### Task objective
Gather the lines from the material that contain "image".

### Materials provided
* * * * * * * * *

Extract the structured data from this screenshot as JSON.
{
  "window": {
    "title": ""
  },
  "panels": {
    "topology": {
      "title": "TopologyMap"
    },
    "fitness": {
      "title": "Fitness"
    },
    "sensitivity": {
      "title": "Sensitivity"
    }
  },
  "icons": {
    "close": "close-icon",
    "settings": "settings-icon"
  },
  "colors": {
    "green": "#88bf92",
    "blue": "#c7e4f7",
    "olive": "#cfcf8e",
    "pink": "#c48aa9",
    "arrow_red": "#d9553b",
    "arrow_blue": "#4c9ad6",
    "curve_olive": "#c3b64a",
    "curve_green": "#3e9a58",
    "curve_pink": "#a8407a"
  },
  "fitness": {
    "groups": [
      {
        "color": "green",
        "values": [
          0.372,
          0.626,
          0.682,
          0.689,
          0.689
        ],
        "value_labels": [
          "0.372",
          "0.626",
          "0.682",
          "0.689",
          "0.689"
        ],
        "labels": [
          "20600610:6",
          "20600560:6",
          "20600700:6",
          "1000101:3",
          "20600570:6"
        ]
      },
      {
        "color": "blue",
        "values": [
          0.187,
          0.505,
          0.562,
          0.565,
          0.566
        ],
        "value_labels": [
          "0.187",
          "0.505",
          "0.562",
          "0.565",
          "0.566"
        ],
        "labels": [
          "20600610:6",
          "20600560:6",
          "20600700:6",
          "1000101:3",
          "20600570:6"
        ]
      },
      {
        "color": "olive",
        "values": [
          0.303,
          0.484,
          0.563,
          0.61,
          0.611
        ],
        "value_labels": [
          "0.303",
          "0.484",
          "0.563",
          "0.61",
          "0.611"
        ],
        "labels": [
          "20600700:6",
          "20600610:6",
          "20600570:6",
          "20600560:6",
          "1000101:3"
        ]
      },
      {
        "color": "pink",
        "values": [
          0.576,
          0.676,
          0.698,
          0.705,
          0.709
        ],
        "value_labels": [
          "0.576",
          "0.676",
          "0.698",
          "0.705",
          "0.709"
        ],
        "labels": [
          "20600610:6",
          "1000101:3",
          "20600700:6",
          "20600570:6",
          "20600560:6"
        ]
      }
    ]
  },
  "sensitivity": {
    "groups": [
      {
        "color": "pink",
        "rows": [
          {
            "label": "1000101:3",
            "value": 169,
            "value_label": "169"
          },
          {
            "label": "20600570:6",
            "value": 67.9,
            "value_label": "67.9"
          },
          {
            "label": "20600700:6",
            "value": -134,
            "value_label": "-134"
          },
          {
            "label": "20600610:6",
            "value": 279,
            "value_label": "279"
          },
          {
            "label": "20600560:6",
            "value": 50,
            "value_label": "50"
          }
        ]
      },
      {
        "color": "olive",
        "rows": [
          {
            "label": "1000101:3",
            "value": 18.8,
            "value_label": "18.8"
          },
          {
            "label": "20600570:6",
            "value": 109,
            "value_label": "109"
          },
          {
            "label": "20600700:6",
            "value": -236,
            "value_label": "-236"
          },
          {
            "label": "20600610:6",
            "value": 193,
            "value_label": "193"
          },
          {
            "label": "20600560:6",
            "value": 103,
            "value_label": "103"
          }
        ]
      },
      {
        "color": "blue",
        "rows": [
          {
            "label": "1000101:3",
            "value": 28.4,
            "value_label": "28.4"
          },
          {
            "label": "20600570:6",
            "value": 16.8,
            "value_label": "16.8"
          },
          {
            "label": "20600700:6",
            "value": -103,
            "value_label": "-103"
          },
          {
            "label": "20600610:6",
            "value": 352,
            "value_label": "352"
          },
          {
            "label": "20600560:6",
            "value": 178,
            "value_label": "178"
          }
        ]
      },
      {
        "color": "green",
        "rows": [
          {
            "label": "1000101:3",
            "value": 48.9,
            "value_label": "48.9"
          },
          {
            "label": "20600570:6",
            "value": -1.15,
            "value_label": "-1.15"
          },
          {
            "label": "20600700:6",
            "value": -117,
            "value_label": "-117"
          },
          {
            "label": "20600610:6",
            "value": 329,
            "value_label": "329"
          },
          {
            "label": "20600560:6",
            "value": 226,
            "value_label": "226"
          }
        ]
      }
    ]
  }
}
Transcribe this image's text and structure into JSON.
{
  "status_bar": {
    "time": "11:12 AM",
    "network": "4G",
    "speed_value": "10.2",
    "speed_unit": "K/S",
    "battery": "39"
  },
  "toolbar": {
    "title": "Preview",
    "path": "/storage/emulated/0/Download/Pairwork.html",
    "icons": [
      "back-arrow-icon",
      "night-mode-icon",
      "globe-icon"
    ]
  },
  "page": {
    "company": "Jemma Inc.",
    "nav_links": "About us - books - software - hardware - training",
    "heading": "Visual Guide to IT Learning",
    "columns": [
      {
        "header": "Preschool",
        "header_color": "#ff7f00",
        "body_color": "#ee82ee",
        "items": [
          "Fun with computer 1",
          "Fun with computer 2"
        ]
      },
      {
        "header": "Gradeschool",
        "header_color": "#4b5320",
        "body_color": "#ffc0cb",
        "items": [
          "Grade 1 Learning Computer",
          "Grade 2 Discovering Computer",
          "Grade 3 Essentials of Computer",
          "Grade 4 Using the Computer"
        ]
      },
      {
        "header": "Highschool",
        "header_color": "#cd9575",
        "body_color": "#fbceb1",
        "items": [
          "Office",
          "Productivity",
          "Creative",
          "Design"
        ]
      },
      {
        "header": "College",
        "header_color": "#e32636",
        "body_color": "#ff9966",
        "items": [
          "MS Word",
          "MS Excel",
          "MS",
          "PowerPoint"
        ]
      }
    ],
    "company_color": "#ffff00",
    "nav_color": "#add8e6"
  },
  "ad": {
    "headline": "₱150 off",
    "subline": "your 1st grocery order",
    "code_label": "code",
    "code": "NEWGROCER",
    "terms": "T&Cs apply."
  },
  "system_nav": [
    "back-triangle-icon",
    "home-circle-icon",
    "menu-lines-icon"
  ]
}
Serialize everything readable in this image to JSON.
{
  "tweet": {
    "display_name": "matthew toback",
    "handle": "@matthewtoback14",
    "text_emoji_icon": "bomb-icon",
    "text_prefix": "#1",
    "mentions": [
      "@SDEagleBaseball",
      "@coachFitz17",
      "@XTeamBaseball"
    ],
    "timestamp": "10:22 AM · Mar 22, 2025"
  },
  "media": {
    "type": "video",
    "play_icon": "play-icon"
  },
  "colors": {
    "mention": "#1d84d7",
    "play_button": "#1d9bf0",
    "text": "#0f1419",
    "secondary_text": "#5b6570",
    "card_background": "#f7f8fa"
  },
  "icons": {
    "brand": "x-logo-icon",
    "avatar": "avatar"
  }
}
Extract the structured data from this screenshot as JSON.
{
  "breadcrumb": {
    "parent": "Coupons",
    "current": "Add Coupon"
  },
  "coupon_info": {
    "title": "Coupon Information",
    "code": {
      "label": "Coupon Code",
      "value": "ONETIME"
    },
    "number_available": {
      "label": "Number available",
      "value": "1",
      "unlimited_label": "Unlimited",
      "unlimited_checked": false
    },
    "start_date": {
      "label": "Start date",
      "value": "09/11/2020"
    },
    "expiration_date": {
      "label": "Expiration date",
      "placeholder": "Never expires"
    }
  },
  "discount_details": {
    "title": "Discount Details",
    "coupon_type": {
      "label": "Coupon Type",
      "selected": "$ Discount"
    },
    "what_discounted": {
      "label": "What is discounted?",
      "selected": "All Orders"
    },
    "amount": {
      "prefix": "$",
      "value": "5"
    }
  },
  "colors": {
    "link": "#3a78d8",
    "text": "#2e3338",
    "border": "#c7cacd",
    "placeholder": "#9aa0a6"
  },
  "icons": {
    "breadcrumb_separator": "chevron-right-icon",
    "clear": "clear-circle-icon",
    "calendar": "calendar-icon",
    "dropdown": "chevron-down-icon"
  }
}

* * * * * * * * *

### Completed task
Transcribe this image's text and structure into JSON.
Serialize everything readable in this image to JSON.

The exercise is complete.